▶ _What this task involves_: Set down a precise copy of the whole listing.

* * * * * * *

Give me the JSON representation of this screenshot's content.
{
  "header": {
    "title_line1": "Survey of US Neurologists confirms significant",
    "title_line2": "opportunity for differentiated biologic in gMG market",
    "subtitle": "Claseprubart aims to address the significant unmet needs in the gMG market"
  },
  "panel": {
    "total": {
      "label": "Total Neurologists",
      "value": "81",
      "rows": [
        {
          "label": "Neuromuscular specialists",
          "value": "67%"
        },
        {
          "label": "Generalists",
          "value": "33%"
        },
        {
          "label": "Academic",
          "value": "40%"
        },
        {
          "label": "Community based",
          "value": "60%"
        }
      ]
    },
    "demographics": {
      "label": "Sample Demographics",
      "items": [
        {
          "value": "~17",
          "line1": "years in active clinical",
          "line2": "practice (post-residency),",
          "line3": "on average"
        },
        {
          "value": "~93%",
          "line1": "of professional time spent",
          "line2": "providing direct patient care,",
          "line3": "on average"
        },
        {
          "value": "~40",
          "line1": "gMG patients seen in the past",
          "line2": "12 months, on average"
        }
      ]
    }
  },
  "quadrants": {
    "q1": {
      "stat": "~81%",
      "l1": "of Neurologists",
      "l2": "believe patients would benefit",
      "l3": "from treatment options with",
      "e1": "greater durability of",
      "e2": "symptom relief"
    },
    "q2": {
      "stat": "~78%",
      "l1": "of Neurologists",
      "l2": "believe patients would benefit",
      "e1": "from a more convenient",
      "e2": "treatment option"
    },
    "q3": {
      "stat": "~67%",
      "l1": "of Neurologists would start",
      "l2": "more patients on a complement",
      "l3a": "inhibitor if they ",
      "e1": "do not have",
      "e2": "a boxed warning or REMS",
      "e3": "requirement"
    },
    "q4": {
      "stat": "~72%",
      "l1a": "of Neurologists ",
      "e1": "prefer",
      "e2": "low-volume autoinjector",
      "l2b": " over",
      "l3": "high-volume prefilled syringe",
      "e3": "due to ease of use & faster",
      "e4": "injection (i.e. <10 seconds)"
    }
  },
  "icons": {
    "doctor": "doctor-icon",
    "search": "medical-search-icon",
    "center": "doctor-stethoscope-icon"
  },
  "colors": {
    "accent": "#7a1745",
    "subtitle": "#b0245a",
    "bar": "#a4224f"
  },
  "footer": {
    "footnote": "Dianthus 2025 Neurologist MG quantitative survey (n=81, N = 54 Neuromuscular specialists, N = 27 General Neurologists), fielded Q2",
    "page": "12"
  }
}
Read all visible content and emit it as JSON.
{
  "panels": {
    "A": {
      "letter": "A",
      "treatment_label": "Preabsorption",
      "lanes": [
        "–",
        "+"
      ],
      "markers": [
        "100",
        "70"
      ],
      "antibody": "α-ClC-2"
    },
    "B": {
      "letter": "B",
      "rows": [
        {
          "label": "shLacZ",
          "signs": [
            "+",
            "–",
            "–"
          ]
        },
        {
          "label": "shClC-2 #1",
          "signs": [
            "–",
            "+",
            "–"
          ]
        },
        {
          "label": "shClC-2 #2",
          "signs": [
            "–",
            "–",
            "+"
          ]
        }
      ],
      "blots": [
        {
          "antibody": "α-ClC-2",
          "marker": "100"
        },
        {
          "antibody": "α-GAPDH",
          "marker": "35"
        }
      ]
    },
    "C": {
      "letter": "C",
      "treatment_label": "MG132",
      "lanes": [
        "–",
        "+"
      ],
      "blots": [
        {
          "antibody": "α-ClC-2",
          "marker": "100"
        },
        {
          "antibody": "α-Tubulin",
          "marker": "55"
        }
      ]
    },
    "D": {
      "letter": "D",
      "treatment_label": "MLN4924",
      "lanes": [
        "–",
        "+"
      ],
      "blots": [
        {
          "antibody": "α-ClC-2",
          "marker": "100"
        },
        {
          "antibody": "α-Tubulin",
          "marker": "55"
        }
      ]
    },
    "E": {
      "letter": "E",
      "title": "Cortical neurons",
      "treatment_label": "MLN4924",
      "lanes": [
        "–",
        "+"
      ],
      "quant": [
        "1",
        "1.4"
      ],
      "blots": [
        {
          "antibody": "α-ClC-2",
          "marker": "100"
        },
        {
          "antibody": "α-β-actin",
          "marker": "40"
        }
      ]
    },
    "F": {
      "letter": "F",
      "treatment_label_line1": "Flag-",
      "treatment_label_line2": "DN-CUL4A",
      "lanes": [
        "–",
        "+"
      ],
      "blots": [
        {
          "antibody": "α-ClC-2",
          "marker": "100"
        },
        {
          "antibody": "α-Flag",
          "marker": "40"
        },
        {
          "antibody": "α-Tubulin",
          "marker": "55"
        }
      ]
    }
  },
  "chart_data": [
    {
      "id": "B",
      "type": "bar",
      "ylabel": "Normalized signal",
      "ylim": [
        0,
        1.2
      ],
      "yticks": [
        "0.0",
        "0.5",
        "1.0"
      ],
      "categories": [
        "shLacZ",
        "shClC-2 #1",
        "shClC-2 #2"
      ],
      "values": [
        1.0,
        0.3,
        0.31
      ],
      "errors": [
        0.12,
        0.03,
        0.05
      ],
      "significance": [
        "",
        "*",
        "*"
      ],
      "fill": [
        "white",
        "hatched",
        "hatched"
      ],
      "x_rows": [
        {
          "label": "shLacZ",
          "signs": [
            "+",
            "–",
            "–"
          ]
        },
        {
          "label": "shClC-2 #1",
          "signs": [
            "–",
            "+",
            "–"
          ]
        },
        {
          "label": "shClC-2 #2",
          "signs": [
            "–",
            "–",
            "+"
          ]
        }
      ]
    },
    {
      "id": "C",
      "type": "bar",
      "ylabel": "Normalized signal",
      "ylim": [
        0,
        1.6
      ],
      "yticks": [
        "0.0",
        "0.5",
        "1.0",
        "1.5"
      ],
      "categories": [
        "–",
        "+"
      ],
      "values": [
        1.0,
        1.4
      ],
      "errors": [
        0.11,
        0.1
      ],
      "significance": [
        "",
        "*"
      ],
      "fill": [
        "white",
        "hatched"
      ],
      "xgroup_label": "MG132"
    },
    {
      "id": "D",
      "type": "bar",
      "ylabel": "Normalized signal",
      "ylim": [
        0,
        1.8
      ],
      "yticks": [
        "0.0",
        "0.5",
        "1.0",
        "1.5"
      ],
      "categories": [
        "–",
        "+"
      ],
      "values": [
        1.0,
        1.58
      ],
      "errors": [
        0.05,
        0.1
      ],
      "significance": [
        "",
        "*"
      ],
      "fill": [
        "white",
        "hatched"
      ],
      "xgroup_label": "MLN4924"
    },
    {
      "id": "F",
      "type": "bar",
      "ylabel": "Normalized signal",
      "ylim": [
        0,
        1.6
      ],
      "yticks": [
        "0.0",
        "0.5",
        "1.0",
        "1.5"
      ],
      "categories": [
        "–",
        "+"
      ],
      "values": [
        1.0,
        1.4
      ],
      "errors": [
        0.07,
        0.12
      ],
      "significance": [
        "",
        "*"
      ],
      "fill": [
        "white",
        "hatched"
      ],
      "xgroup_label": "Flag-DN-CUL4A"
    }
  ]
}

* * * * * * *

▶ _Task solution_:
Give me the JSON representation of this screenshot's content.
{
  "header": {
    "title_line1": "Survey of US Neurologists confirms significant",
    "title_line2": "opportunity for differentiated biologic in gMG market",
    "subtitle": "Claseprubart aims to address the significant unmet needs in the gMG market"
  },
  "panel": {
    "total": {
      "label": "Total Neurologists",
      "value": "81",
      "rows": [
        {
          "label": "Neuromuscular specialists",
          "value": "67%"
        },
        {
          "label": "Generalists",
          "value": "33%"
        },
        {
          "label": "Academic",
          "value": "40%"
        },
        {
          "label": "Community based",
          "value": "60%"
        }
      ]
    },
    "demographics": {
      "label": "Sample Demographics",
      "items": [
        {
          "value": "~17",
          "line1": "years in active clinical",
          "line2": "practice (post-residency),",
          "line3": "on average"
        },
        {
          "value": "~93%",
          "line1": "of professional time spent",
          "line2": "providing direct patient care,",
          "line3": "on average"
        },
        {
          "value": "~40",
          "line1": "gMG patients seen in the past",
          "line2": "12 months, on average"
        }
      ]
    }
  },
  "quadrants": {
    "q1": {
      "stat": "~81%",
      "l1": "of Neurologists",
      "l2": "believe patients would benefit",
      "l3": "from treatment options with",
      "e1": "greater durability of",
      "e2": "symptom relief"
    },
    "q2": {
      "stat": "~78%",
      "l1": "of Neurologists",
      "l2": "believe patients would benefit",
      "e1": "from a more convenient",
      "e2": "treatment option"
    },
    "q3": {
      "stat": "~67%",
      "l1": "of Neurologists would start",
      "l2": "more patients on a complement",
      "l3a": "inhibitor if they ",
      "e1": "do not have",
      "e2": "a boxed warning or REMS",
      "e3": "requirement"
    },
    "q4": {
      "stat": "~72%",
      "l1a": "of Neurologists ",
      "e1": "prefer",
      "e2": "low-volume autoinjector",
      "l2b": " over",
      "l3": "high-volume prefilled syringe",
      "e3": "due to ease of use & faster",
      "e4": "injection (i.e. <10 seconds)"
    }
  },
  "icons": {
    "doctor": "doctor-icon",
    "search": "medical-search-icon",
    "center": "doctor-stethoscope-icon"
  },
  "colors": {
    "accent": "#7a1745",
    "subtitle": "#b0245a",
    "bar": "#a4224f"
  },
  "footer": {
    "footnote": "Dianthus 2025 Neurologist MG quantitative survey (n=81, N = 54 Neuromuscular specialists, N = 27 General Neurologists), fielded Q2",
    "page": "12"
  }
}
Read all visible content and emit it as JSON.
{
  "panels": {
    "A": {
      "letter": "A",
      "treatment_label": "Preabsorption",
      "lanes": [
        "–",
        "+"
      ],
      "markers": [
        "100",
        "70"
      ],
      "antibody": "α-ClC-2"
    },
    "B": {
      "letter": "B",
      "rows": [
        {
          "label": "shLacZ",
          "signs": [
            "+",
            "–",
            "–"
          ]
        },
        {
          "label": "shClC-2 #1",
          "signs": [
            "–",
            "+",
            "–"
          ]
        },
        {
          "label": "shClC-2 #2",
          "signs": [
            "–",
            "–",
            "+"
          ]
        }
      ],
      "blots": [
        {
          "antibody": "α-ClC-2",
          "marker": "100"
        },
        {
          "antibody": "α-GAPDH",
          "marker": "35"
        }
      ]
    },
    "C": {
      "letter": "C",
      "treatment_label": "MG132",
      "lanes": [
        "–",
        "+"
      ],
      "blots": [
        {
          "antibody": "α-ClC-2",
          "marker": "100"
        },
        {
          "antibody": "α-Tubulin",
          "marker": "55"
        }
      ]
    },
    "D": {
      "letter": "D",
      "treatment_label": "MLN4924",
      "lanes": [
        "–",
        "+"
      ],
      "blots": [
        {
          "antibody": "α-ClC-2",
          "marker": "100"
        },
        {
          "antibody": "α-Tubulin",
          "marker": "55"
        }
      ]
    },
    "E": {
      "letter": "E",
      "title": "Cortical neurons",
      "treatment_label": "MLN4924",
      "lanes": [
        "–",
        "+"
      ],
      "quant": [
        "1",
        "1.4"
      ],
      "blots": [
        {
          "antibody": "α-ClC-2",
          "marker": "100"
        },
        {
          "antibody": "α-β-actin",
          "marker": "40"
        }
      ]
    },
    "F": {
      "letter": "F",
      "treatment_label_line1": "Flag-",
      "treatment_label_line2": "DN-CUL4A",
      "lanes": [
        "–",
        "+"
      ],
      "blots": [
        {
          "antibody": "α-ClC-2",
          "marker": "100"
        },
        {
          "antibody": "α-Flag",
          "marker": "40"
        },
        {
          "antibody": "α-Tubulin",
          "marker": "55"
        }
      ]
    }
  },
  "chart_data": [
    {
      "id": "B",
      "type": "bar",
      "ylabel": "Normalized signal",
      "ylim": [
        0,
        1.2
      ],
      "yticks": [
        "0.0",
        "0.5",
        "1.0"
      ],
      "categories": [
        "shLacZ",
        "shClC-2 #1",
        "shClC-2 #2"
      ],
      "values": [
        1.0,
        0.3,
        0.31
      ],
      "errors": [
        0.12,
        0.03,
        0.05
      ],
      "significance": [
        "",
        "*",
        "*"
      ],
      "fill": [
        "white",
        "hatched",
        "hatched"
      ],
      "x_rows": [
        {
          "label": "shLacZ",
          "signs": [
            "+",
            "–",
            "–"
          ]
        },
        {
          "label": "shClC-2 #1",
          "signs": [
            "–",
            "+",
            "–"
          ]
        },
        {
          "label": "shClC-2 #2",
          "signs": [
            "–",
            "–",
            "+"
          ]
        }
      ]
    },
    {
      "id": "C",
      "type": "bar",
      "ylabel": "Normalized signal",
      "ylim": [
        0,
        1.6
      ],
      "yticks": [
        "0.0",
        "0.5",
        "1.0",
        "1.5"
      ],
      "categories": [
        "–",
        "+"
      ],
      "values": [
        1.0,
        1.4
      ],
      "errors": [
        0.11,
        0.1
      ],
      "significance": [
        "",
        "*"
      ],
      "fill": [
        "white",
        "hatched"
      ],
      "xgroup_label": "MG132"
    },
    {
      "id": "D",
      "type": "bar",
      "ylabel": "Normalized signal",
      "ylim": [
        0,
        1.8
      ],
      "yticks": [
        "0.0",
        "0.5",
        "1.0",
        "1.5"
      ],
      "categories": [
        "–",
        "+"
      ],
      "values": [
        1.0,
        1.58
      ],
      "errors": [
        0.05,
        0.1
      ],
      "significance": [
        "",
        "*"
      ],
      "fill": [
        "white",
        "hatched"
      ],
      "xgroup_label": "MLN4924"
    },
    {
      "id": "F",
      "type": "bar",
      "ylabel": "Normalized signal",
      "ylim": [
        0,
        1.6
      ],
      "yticks": [
        "0.0",
        "0.5",
        "1.0",
        "1.5"
      ],
      "categories": [
        "–",
        "+"
      ],
      "values": [
        1.0,
        1.4
      ],
      "errors": [
        0.07,
        0.12
      ],
      "significance": [
        "",
        "*"
      ],
      "fill": [
        "white",
        "hatched"
      ],
      "xgroup_label": "Flag-DN-CUL4A"
    }
  ]
}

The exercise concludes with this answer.